> **Task prompt**:
Which lines contain the string "temperature"? Please list every one of them.

* * * * * * * * *

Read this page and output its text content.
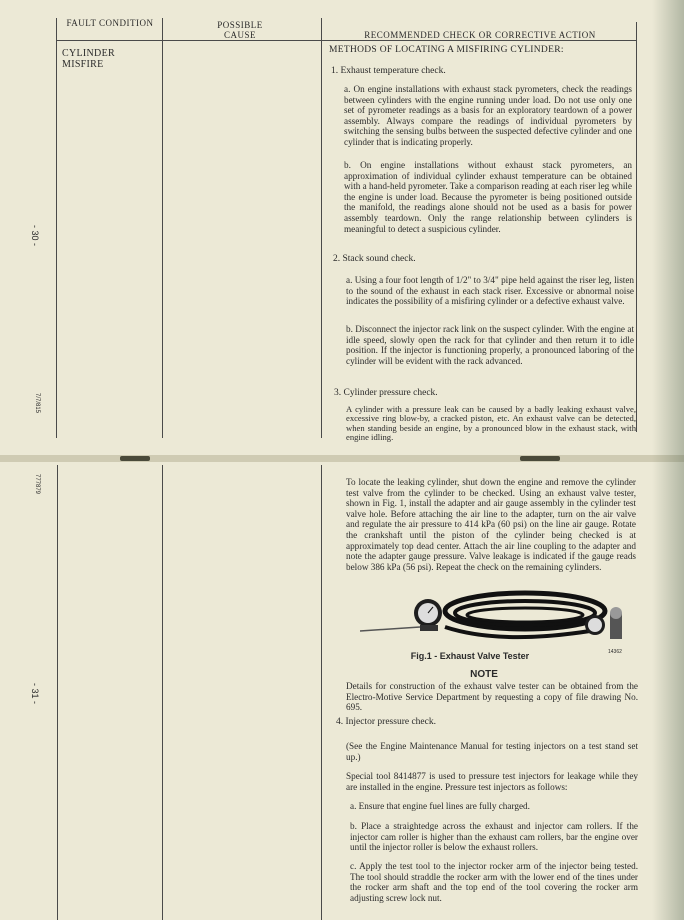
FAULT CONDITION	POSSIBLE CAUSE	RECOMMENDED CHECK OR CORRECTIVE ACTION
CYLINDER MISFIRE
METHODS OF LOCATING A MISFIRING CYLINDER:
1. Exhaust temperature check.
a. On engine installations with exhaust stack pyrometers, check the readings between cylinders with the engine running under load. Do not use only one set of pyrometer readings as a basis for an exploratory teardown of a power assembly. Always compare the readings of individual pyrometers by switching the sensing bulbs between the suspected defective cylinder and one cylinder that is indicating properly.
b. On engine installations without exhaust stack pyrometers, an approximation of individual cylinder exhaust temperature can be obtained with a hand-held pyrometer. Take a comparison reading at each riser leg while the engine is under load. Because the pyrometer is being positioned outside the manifold, the readings alone should not be used as a basis for power assembly teardown. Only the range relationship between cylinders is meaningful to detect a suspicious cylinder.
2. Stack sound check.
a. Using a four foot length of 1/2" to 3/4" pipe held against the riser leg, listen to the sound of the exhaust in each stack riser. Excessive or abnormal noise indicates the possibility of a misfiring cylinder or a defective exhaust valve.
b. Disconnect the injector rack link on the suspect cylinder. With the engine at idle speed, slowly open the rack for that cylinder and then return it to idle position. If the injector is functioning properly, a pronounced laboring of the cylinder will be evident with the rack advanced.
3. Cylinder pressure check.
A cylinder with a pressure leak can be caused by a badly leaking exhaust valve, excessive ring blow-by, a cracked piston, etc. An exhaust valve can be detected, when standing beside an engine, by a pronounced blow in the exhaust stack, with engine idling.
- 30 -
7/7/815
To locate the leaking cylinder, shut down the engine and remove the cylinder test valve from the cylinder to be checked. Using an exhaust valve tester, shown in Fig. 1, install the adapter and air gauge assembly in the cylinder test valve hole. Before attaching the air line to the adapter, turn on the air valve and regulate the air pressure to 414 kPa (60 psi) on the line air gauge. Rotate the crankshaft until the piston of the cylinder being checked is at approximately top dead center. Attach the air line coupling to the adapter and note the adapter gauge pressure. Valve leakage is indicated if the gauge reads below 386 kPa (56 psi). Repeat the check on the remaining cylinders.
14362
Fig.1 - Exhaust Valve Tester
NOTE
Details for construction of the exhaust valve tester can be obtained from the Electro-Motive Service Department by requesting a copy of file drawing No. 695.
4. Injector pressure check.
(See the Engine Maintenance Manual for testing injectors on a test stand set up.)
Special tool 8414877 is used to pressure test injectors for leakage while they are installed in the engine. Pressure test injectors as follows:
a. Ensure that engine fuel lines are fully charged.
b. Place a straightedge across the exhaust and injector cam rollers. If the injector cam roller is higher than the exhaust cam rollers, bar the engine over until the injector roller is below the exhaust rollers.
c. Apply the test tool to the injector rocker arm of the injector being tested. The tool should straddle the rocker arm with the lower end of the tines under the rocker arm shaft and the top end of the tool covering the rocker arm adjusting screw lock nut.
- 31 -
777879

* * * * * * * * *

> **Written solution**:
1. Exhaust temperature check.
b. On engine installations without exhaust stack pyrometers, an approximation of individual cylinder exhaust temperature can be obtained with a hand-held pyrometer. Take a comparison reading at each riser leg while the engine is under load. Because the pyrometer is being positioned outside the manifold, the readings alone should not be used as a basis for power assembly teardown. Only the range relationship between cylinders is meaningful to detect a suspicious cylinder.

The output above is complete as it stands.